◆ Task prompt ◆
Identify all lines in the data containing the string "jpeg". Copy them out.

◆ Task input ◆

(begin)

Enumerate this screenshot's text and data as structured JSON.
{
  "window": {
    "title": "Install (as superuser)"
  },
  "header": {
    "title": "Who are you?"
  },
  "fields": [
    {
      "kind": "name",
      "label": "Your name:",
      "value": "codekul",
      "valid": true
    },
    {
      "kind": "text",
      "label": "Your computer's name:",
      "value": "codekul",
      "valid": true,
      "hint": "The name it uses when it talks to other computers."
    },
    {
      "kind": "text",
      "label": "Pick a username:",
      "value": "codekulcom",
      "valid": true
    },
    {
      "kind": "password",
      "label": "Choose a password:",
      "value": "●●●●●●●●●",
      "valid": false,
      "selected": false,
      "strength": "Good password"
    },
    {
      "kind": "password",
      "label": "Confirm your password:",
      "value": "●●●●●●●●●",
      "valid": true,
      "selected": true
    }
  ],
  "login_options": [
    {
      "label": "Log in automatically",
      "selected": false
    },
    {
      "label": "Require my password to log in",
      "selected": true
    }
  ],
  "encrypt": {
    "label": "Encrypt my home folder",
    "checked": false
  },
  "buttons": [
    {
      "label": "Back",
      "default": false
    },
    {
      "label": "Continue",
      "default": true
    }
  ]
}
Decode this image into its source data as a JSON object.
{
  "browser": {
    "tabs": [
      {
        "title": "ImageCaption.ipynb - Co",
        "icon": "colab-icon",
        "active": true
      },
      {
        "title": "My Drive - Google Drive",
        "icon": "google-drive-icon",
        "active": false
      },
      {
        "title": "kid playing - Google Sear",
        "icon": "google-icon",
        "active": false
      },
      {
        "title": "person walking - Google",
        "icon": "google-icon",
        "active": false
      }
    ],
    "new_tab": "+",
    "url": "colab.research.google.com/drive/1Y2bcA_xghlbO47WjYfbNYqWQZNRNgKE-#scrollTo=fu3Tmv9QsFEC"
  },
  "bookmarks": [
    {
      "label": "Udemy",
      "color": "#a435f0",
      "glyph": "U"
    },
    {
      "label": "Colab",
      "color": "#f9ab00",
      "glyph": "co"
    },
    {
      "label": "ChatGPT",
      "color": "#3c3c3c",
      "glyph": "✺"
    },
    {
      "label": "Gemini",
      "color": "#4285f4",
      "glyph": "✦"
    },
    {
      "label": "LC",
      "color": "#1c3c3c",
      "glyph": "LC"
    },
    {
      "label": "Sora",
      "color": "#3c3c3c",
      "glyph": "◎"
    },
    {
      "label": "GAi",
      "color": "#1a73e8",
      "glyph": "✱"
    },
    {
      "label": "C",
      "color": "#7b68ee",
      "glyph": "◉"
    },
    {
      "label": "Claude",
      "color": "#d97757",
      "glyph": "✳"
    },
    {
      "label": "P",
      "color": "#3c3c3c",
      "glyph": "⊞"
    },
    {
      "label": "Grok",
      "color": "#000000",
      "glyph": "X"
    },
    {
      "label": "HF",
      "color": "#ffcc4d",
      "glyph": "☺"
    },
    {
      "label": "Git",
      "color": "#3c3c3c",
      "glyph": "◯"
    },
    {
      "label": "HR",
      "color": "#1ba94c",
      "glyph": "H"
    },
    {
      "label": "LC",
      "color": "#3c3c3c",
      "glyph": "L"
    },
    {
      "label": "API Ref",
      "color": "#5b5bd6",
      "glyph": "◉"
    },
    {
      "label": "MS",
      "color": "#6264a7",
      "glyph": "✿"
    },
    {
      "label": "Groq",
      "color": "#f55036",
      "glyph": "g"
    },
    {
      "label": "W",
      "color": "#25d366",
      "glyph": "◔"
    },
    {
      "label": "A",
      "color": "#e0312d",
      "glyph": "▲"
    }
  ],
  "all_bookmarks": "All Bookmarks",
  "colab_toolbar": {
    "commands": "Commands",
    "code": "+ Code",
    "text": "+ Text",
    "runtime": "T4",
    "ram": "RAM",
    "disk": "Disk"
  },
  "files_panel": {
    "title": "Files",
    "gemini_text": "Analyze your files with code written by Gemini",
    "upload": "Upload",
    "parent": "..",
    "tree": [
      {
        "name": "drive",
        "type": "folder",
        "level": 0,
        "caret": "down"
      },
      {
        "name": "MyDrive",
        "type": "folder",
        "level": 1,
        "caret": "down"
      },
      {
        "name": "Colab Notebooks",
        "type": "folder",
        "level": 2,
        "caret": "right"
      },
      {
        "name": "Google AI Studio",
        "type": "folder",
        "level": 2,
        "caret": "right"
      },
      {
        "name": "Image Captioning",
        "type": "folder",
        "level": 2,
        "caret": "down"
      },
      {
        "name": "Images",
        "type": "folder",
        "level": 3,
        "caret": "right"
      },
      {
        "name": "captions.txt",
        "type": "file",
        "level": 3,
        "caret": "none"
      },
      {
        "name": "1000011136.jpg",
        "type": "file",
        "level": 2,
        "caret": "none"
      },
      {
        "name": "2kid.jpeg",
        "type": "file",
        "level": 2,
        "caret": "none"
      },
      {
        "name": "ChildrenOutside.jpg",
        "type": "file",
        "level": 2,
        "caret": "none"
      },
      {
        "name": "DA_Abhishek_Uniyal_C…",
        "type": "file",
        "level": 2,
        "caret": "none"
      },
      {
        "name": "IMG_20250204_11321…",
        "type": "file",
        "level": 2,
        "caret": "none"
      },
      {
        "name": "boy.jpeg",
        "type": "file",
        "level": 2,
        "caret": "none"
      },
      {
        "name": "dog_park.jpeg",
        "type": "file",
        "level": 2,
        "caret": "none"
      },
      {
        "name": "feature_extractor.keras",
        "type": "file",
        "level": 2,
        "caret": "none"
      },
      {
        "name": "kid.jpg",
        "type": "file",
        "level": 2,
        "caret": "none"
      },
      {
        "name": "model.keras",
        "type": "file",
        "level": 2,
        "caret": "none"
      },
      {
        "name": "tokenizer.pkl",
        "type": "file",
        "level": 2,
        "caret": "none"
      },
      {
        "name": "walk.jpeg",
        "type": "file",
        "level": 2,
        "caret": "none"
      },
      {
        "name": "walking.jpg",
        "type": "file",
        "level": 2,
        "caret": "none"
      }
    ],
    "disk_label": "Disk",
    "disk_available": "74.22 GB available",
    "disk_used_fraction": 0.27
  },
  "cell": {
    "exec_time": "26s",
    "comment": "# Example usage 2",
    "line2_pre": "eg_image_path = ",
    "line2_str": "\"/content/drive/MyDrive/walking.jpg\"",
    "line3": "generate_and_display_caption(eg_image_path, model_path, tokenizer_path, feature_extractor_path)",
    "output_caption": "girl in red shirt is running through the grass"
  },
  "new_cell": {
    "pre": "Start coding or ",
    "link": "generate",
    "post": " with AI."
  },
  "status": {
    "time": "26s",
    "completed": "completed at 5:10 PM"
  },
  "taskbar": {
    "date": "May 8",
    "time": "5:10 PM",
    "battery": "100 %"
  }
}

(end)

◆ Answer below ◆
        "name": "2kid.jpeg",
        "name": "boy.jpeg",
        "name": "dog_park.jpeg",
        "name": "walk.jpeg",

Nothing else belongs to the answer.